** START OF RECORDS SUPPLIED **
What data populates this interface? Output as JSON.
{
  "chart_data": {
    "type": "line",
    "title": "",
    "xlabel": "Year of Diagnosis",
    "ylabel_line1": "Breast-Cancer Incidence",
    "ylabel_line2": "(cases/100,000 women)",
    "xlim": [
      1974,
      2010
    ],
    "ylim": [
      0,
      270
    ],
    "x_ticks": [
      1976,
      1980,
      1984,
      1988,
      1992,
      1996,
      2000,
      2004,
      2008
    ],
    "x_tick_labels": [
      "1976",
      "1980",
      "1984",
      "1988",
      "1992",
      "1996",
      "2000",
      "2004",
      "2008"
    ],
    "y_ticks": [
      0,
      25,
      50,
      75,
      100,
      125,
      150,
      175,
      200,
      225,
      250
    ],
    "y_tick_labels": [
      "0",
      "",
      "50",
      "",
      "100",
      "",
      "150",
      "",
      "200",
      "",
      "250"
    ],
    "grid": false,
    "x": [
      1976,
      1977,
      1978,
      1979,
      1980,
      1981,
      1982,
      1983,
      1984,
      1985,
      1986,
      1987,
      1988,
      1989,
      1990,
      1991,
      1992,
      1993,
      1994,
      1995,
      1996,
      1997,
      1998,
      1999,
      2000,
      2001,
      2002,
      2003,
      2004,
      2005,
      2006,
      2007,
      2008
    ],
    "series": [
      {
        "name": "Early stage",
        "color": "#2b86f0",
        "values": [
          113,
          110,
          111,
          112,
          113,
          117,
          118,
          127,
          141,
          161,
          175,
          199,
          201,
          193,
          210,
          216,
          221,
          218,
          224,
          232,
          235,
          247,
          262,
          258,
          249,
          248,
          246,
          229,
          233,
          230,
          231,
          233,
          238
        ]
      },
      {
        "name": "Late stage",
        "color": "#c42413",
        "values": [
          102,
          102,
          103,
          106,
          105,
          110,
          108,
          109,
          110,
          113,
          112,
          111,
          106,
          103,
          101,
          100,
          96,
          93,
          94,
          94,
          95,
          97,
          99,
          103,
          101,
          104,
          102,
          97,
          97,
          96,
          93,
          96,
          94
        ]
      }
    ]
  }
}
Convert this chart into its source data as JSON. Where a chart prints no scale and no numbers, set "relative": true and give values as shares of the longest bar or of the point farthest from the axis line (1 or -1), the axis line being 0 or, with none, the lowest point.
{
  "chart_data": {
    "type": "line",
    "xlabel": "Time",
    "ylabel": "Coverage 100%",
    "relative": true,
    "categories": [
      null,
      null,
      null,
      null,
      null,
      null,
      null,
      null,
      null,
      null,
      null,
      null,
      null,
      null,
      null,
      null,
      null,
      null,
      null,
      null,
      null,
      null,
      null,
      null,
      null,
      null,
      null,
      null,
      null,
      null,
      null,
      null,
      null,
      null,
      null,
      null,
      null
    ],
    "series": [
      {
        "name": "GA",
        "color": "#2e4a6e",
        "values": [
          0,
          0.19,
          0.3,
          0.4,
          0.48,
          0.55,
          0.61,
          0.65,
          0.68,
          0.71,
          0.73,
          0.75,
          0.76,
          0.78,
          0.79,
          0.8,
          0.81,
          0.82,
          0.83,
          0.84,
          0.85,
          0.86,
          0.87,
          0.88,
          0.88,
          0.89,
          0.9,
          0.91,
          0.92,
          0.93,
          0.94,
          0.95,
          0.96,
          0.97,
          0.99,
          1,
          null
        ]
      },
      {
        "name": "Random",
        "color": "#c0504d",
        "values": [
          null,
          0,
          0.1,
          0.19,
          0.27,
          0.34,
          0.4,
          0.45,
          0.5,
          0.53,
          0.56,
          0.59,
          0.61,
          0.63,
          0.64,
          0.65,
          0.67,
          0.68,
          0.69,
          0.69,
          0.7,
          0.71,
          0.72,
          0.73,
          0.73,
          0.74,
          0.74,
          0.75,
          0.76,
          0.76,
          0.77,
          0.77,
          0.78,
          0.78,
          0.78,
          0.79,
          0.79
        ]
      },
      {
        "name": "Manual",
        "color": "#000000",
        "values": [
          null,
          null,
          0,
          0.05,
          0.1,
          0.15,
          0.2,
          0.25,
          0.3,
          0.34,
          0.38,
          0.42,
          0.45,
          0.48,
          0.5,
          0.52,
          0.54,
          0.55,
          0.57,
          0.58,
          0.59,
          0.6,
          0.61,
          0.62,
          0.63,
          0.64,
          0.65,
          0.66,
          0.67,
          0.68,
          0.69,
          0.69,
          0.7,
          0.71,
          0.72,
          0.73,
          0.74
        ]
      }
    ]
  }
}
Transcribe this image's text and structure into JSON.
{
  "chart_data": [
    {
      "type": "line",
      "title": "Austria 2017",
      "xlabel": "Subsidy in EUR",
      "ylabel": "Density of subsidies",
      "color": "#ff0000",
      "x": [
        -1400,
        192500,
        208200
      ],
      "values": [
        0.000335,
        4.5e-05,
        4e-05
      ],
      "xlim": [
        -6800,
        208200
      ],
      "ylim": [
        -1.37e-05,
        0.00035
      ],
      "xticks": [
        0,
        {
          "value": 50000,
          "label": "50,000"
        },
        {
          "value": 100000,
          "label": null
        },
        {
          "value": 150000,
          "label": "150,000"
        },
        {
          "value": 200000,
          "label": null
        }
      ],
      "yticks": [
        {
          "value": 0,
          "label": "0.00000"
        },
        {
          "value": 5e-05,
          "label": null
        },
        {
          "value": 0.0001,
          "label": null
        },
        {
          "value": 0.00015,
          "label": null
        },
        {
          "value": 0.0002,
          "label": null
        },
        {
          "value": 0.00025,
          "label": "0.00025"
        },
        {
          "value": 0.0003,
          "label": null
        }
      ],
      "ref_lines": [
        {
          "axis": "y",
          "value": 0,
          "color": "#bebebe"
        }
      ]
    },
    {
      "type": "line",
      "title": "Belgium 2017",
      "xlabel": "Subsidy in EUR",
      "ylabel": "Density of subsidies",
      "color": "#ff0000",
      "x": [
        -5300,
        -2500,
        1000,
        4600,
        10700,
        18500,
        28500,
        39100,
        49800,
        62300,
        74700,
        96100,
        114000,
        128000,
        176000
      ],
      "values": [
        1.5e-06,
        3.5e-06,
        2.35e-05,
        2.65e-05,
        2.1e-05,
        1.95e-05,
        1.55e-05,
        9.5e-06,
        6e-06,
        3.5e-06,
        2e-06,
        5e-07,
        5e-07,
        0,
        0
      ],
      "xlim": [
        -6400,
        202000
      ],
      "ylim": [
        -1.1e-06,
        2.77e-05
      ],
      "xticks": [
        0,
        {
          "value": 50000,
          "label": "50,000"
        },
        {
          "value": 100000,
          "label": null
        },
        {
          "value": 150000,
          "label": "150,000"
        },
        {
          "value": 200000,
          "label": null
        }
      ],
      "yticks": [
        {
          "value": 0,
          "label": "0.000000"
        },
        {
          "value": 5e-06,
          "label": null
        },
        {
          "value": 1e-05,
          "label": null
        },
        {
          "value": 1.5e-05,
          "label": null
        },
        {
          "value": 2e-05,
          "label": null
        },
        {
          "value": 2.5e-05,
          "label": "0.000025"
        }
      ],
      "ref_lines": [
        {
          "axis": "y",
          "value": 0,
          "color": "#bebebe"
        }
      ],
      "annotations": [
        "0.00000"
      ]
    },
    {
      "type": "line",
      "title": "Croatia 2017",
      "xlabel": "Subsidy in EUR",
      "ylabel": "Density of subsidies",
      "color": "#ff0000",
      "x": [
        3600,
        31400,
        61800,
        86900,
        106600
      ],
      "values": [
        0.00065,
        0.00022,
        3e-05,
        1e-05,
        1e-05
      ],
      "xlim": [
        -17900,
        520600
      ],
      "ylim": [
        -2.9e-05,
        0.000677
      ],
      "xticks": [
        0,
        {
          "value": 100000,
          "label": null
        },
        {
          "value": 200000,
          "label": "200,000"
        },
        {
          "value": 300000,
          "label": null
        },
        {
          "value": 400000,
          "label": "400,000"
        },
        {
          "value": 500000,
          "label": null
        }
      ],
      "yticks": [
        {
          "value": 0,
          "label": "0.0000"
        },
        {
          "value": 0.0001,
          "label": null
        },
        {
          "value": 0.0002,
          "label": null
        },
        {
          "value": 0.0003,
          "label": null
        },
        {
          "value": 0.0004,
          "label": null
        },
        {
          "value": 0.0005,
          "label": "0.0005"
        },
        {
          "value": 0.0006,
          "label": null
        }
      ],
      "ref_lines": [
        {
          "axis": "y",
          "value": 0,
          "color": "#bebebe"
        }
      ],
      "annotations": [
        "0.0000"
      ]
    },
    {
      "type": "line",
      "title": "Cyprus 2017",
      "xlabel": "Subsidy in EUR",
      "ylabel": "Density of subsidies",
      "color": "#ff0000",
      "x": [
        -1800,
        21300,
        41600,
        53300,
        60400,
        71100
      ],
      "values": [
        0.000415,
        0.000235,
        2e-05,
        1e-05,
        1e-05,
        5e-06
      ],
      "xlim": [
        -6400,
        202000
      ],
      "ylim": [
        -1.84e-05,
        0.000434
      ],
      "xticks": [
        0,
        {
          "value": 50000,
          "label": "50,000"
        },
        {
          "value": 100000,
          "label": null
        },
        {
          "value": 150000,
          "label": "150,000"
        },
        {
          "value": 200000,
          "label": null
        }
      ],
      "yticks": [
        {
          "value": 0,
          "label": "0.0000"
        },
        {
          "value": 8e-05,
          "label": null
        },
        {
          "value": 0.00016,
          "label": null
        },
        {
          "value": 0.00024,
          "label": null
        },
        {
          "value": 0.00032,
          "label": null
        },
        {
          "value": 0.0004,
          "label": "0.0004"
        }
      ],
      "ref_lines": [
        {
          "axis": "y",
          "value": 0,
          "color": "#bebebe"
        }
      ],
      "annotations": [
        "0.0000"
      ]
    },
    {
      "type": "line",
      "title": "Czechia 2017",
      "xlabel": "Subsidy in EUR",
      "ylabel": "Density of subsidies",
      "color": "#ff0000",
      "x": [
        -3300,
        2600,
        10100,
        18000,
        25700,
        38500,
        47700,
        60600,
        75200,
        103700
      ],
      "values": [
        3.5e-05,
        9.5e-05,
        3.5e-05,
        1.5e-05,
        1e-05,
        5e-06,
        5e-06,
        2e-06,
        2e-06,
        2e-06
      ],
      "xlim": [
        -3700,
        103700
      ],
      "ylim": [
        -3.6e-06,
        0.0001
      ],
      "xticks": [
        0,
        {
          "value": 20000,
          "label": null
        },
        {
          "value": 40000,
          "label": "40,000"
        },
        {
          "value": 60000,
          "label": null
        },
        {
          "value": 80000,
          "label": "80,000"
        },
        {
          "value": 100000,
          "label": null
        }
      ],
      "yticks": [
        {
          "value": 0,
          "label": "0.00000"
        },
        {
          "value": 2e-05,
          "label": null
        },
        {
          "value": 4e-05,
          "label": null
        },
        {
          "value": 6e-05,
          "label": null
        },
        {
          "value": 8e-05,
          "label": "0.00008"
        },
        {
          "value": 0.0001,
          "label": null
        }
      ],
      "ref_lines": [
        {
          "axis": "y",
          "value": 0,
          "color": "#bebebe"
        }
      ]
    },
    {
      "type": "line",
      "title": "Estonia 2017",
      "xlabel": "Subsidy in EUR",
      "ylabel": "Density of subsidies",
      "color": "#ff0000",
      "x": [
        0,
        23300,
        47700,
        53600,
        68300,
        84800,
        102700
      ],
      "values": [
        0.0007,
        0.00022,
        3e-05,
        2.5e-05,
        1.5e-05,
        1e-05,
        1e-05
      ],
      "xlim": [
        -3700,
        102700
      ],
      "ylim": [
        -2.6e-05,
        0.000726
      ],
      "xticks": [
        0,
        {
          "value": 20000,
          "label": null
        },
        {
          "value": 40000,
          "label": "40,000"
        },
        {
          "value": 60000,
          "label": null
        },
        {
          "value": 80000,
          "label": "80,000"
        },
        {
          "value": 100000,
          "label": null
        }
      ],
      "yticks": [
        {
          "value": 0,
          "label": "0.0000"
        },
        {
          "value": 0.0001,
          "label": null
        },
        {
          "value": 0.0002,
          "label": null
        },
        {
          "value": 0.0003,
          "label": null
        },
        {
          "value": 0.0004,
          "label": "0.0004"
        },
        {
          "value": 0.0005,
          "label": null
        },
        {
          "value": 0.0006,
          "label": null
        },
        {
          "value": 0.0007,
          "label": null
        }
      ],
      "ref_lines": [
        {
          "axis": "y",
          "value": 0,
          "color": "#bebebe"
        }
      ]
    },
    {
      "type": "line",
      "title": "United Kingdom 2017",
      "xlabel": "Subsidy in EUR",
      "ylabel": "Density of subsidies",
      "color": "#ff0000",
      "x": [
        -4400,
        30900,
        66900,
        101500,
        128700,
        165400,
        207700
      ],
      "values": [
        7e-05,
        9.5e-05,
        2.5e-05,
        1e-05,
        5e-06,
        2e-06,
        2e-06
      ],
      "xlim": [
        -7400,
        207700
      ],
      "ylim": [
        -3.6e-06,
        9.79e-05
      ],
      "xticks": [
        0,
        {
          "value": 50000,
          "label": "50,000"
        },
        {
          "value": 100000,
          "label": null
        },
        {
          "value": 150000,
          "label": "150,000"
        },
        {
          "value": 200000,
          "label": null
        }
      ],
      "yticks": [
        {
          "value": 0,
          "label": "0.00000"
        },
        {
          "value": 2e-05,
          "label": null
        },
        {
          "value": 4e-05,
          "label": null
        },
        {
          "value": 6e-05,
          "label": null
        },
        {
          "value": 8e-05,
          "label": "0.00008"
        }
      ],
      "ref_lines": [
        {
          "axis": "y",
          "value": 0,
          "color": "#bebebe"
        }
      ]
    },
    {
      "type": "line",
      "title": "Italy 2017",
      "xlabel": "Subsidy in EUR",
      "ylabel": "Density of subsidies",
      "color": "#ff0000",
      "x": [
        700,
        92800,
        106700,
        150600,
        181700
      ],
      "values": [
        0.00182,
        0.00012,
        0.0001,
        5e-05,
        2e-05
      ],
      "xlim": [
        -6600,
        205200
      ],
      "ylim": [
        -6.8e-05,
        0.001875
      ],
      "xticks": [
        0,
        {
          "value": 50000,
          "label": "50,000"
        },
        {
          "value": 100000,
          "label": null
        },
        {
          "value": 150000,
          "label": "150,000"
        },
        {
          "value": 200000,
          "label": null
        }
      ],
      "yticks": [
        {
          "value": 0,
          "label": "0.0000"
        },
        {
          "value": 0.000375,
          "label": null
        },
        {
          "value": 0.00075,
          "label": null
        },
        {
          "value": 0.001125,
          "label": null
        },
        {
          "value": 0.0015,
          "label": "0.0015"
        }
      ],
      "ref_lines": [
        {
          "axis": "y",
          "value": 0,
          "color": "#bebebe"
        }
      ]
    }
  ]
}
** END OF RECORDS SUPPLIED **
[TASK STATEMENT] Say only how many lines in the records carry the word "name".

[SOLUTION TO THE EXERCISE] 5